__PROBLEM DESCRIPTION__
Extract each line bearing the word "this".

(Dataset listings of figures)
###

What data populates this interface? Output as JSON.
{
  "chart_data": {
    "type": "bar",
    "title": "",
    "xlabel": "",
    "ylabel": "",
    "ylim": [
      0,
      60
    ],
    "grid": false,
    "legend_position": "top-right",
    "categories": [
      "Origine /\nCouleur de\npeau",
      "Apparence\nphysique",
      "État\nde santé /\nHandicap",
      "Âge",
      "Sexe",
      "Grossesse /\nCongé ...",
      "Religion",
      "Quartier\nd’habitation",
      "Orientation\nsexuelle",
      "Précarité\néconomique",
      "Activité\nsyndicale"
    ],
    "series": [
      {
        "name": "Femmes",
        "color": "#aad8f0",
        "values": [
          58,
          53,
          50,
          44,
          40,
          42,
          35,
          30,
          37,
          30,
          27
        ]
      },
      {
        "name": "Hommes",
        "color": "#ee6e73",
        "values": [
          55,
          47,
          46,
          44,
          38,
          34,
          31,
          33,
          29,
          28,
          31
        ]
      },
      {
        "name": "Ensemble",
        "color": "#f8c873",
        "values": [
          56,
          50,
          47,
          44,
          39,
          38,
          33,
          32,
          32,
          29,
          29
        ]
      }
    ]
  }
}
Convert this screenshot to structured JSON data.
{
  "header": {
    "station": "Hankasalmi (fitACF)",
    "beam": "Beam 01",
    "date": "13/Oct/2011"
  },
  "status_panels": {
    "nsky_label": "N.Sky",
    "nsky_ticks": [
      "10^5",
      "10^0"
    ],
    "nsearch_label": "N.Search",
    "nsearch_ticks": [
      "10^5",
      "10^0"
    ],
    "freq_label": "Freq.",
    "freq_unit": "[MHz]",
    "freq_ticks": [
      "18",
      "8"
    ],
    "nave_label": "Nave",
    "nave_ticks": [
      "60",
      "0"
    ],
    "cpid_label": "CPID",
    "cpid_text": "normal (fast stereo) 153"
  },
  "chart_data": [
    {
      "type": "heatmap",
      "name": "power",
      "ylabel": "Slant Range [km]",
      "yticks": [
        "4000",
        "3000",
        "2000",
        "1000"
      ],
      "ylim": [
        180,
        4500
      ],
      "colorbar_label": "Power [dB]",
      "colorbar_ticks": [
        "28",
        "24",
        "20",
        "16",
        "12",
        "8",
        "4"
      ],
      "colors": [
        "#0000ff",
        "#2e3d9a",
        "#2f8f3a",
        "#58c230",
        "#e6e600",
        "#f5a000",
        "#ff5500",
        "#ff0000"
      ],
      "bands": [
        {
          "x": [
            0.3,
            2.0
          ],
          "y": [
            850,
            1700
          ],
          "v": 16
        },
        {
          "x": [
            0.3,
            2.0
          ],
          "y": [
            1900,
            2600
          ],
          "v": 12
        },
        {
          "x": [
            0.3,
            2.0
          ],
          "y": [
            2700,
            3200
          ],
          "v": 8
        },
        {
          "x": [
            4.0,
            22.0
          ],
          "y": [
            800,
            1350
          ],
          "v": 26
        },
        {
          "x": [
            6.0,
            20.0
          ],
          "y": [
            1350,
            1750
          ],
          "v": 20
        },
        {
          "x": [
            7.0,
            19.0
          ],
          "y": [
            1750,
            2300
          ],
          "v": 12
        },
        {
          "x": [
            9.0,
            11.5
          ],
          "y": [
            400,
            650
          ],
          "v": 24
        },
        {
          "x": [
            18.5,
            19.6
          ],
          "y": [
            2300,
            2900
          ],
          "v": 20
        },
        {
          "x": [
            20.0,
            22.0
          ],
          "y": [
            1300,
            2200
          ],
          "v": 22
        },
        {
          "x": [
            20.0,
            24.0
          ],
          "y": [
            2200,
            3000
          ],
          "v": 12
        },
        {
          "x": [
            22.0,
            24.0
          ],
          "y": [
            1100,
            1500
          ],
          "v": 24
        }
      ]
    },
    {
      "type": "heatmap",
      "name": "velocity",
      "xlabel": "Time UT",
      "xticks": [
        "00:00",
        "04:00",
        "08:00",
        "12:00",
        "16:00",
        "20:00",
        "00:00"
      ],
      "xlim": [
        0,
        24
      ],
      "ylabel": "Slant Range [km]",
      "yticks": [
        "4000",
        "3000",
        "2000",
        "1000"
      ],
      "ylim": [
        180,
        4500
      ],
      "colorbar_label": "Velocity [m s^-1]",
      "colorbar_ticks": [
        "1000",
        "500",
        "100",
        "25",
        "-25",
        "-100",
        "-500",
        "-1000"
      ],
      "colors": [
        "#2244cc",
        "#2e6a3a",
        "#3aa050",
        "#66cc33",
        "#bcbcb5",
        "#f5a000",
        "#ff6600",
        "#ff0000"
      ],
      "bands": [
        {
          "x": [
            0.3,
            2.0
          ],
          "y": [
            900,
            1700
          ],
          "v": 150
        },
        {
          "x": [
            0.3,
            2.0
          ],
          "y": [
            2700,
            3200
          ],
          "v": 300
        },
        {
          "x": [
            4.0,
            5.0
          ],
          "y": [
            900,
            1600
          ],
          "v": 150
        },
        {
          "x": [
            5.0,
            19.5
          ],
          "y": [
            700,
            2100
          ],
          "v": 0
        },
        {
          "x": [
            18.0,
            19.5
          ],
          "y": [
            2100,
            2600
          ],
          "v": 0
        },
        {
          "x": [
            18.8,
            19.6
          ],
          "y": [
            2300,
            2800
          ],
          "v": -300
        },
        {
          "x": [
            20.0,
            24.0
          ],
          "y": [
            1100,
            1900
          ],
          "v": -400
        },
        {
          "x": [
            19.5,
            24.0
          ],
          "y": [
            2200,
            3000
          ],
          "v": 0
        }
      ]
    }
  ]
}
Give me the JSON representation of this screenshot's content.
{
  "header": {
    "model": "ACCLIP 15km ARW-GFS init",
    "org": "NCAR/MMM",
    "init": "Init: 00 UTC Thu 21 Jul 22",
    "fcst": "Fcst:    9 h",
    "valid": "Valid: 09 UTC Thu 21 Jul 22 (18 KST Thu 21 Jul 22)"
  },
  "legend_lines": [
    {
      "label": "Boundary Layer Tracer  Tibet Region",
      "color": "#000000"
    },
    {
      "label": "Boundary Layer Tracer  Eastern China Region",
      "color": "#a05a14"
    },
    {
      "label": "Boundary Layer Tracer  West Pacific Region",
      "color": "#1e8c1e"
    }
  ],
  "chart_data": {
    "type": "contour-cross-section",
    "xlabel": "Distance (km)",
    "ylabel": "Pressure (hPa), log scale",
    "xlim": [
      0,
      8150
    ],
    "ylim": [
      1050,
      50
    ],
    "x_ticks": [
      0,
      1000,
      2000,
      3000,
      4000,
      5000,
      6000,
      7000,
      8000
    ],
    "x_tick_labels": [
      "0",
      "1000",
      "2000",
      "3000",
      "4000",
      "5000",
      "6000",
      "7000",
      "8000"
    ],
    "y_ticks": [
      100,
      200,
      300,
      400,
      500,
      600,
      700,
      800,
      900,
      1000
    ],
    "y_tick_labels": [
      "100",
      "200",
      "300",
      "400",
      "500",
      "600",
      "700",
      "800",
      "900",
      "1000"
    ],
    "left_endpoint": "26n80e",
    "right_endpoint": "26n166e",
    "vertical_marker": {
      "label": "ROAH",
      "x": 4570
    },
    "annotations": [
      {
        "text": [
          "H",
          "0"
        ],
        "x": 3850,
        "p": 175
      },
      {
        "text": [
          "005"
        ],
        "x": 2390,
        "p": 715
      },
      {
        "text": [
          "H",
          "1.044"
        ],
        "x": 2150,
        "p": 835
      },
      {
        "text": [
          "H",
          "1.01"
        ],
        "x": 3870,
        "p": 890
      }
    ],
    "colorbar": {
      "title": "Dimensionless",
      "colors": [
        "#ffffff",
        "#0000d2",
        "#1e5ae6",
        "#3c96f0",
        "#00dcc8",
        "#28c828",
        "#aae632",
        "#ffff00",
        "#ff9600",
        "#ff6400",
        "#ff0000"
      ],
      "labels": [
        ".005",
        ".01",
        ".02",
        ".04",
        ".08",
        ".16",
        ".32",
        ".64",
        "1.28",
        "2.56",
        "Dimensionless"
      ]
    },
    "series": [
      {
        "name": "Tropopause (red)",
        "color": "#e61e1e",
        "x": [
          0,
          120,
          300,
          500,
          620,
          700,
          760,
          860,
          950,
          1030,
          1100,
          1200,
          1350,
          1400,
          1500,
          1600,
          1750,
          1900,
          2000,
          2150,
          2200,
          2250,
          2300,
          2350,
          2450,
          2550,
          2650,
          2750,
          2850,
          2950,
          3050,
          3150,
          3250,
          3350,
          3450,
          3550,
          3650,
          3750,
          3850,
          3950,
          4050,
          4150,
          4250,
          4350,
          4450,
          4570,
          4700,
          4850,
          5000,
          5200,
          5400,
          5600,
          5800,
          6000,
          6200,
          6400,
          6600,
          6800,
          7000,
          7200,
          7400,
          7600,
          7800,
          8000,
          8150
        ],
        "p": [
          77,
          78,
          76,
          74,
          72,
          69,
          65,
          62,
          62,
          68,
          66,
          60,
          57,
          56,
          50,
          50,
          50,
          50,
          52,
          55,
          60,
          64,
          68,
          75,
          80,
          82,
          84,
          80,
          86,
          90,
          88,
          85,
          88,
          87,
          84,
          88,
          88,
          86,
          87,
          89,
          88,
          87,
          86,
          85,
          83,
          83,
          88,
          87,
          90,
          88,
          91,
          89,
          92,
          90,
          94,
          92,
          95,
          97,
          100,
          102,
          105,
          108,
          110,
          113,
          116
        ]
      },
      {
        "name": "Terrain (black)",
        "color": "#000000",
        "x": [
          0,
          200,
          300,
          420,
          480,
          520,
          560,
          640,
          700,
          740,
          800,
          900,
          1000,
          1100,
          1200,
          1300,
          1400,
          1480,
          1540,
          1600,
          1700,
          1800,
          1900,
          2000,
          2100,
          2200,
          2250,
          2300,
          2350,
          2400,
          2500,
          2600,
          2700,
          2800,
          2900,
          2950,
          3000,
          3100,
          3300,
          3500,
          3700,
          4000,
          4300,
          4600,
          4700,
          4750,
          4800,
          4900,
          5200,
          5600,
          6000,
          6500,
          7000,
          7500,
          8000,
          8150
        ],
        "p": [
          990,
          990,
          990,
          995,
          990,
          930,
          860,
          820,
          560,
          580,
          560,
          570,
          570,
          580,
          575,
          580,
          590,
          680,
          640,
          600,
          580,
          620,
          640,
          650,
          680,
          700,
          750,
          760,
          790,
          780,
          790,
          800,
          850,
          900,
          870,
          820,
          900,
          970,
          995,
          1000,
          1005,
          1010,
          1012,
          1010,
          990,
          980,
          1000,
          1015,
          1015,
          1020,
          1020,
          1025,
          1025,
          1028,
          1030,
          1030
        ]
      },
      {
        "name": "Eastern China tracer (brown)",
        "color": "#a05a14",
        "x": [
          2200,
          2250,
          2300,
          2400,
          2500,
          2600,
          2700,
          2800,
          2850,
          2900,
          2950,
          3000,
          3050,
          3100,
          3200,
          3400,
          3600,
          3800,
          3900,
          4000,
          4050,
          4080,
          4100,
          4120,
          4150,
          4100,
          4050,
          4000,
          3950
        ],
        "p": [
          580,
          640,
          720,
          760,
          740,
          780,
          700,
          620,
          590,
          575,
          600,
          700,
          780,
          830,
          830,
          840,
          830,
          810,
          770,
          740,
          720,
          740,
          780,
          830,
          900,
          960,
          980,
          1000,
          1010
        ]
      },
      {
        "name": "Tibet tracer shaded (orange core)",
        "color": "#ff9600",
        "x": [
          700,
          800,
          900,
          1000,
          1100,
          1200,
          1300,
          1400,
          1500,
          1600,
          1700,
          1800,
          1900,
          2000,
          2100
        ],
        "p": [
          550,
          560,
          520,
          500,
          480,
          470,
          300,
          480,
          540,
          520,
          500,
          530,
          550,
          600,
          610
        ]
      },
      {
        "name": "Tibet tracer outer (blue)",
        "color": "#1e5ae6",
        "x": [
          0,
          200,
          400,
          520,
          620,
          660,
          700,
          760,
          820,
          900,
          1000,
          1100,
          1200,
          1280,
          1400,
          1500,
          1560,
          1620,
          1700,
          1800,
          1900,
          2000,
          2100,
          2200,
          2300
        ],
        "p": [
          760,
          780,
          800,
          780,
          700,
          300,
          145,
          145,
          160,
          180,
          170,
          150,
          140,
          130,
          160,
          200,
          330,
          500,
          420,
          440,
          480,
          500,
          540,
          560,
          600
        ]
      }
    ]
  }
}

###

__TASK SOLUTION__
What data populates this interface? Output as JSON.
Convert this screenshot to structured JSON data.
Give me the JSON representation of this screenshot's content.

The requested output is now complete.